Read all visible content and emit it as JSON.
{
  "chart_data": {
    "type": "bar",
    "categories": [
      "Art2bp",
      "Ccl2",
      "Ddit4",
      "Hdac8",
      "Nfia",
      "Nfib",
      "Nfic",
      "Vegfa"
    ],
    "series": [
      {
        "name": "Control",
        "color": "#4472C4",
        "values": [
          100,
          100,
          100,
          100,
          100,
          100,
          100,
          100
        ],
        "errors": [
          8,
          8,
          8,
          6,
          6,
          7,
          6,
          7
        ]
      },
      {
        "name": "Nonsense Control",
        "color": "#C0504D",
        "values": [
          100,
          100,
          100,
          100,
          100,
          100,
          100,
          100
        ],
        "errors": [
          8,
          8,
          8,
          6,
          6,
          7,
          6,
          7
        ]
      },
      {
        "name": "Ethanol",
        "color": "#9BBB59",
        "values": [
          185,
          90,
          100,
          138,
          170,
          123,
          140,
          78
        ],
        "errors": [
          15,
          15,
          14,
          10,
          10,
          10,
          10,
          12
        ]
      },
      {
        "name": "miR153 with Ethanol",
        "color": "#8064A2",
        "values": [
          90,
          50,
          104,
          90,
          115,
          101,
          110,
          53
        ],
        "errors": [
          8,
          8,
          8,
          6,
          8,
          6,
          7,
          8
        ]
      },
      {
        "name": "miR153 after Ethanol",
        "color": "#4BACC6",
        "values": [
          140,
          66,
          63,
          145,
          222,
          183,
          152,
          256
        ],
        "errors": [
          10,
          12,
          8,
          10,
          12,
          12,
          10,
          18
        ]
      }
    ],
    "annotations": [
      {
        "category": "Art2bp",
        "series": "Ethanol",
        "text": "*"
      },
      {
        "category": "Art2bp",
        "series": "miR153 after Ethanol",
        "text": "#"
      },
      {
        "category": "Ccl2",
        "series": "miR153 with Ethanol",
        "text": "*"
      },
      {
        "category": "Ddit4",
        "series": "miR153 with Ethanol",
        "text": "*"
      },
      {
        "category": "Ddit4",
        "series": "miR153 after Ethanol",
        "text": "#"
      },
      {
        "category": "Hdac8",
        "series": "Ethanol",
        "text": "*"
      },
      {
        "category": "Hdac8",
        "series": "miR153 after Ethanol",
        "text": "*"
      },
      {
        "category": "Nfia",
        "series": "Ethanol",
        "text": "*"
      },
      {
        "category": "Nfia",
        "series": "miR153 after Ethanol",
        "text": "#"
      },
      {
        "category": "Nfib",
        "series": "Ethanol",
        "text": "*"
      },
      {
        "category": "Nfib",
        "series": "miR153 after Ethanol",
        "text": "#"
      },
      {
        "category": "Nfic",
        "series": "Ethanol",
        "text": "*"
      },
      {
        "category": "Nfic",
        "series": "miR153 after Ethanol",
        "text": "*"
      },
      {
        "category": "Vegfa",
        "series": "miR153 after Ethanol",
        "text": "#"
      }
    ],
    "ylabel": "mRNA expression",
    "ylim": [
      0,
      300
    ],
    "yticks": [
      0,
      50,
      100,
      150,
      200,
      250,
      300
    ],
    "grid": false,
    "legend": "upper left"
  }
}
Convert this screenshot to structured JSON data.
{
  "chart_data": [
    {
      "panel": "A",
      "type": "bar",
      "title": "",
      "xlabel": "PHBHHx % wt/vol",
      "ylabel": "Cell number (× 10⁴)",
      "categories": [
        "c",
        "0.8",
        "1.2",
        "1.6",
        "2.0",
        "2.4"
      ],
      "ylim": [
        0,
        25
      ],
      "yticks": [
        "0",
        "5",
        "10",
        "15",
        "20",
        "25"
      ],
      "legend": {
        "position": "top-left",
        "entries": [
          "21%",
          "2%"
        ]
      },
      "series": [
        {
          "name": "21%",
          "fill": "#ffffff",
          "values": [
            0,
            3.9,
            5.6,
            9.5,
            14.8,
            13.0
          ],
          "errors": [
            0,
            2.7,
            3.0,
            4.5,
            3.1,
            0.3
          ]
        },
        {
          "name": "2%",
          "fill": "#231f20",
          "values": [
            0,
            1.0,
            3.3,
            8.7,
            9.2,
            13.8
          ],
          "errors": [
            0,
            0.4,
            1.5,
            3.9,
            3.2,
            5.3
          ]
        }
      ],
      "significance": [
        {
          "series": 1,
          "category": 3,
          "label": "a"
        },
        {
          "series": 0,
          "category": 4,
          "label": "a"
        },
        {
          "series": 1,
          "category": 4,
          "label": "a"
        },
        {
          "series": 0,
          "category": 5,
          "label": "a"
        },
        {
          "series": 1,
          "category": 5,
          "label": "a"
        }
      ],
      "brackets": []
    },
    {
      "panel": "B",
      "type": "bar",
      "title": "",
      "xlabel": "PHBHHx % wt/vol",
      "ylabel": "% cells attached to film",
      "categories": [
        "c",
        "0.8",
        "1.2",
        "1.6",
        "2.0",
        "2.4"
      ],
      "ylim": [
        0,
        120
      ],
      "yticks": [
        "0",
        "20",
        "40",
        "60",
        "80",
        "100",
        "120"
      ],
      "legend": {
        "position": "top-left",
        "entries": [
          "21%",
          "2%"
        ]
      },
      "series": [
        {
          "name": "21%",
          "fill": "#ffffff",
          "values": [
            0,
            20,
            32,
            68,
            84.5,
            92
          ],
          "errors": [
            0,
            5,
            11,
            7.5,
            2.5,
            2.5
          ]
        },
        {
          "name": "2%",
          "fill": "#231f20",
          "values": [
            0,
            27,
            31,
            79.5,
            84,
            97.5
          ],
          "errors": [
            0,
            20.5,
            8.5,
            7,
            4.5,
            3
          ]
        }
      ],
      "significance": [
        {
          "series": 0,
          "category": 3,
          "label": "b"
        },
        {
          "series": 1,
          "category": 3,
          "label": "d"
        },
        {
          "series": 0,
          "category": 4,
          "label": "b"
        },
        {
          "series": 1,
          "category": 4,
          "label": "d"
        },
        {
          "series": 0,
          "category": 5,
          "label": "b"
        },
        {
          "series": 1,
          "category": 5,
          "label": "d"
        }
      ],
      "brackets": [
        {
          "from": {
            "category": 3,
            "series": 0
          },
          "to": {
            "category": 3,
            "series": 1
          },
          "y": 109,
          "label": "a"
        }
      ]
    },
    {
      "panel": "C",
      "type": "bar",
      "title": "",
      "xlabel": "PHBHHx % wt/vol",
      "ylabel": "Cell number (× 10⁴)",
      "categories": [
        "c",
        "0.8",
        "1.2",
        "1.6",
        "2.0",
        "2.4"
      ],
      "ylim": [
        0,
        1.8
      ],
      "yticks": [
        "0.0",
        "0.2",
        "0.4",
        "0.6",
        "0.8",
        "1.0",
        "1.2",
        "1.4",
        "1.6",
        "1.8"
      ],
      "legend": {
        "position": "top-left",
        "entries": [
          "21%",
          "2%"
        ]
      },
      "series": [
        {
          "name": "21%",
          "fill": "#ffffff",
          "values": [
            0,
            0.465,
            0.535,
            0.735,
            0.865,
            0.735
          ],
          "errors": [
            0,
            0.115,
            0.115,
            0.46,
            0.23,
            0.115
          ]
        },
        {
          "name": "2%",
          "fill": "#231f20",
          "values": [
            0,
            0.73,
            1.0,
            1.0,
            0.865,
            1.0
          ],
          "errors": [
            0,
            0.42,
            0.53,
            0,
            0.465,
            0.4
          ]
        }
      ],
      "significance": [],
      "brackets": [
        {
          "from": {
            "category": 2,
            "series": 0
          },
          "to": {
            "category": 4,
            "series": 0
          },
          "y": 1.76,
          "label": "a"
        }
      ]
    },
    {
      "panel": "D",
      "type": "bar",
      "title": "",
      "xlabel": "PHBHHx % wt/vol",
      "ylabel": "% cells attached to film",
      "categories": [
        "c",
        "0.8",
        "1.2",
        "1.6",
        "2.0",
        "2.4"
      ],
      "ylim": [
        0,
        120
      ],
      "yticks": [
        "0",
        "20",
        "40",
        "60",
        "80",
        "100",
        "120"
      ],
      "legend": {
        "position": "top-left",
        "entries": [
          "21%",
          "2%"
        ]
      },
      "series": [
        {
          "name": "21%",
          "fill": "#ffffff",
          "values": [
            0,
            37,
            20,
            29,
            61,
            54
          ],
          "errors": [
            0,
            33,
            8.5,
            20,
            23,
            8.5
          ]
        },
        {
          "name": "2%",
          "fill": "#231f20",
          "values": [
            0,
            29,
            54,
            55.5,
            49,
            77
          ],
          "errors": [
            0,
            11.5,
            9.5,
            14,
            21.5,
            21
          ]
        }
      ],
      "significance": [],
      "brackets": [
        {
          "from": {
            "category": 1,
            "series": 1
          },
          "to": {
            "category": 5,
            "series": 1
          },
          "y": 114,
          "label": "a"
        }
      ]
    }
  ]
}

────────────────────────────────────────

**EXERCISE**
Copy down every line of the entries containing the word "Control".

**OUTPUT OF THE EXERCISE**
        "name": "Control",
        "name": "Nonsense Control",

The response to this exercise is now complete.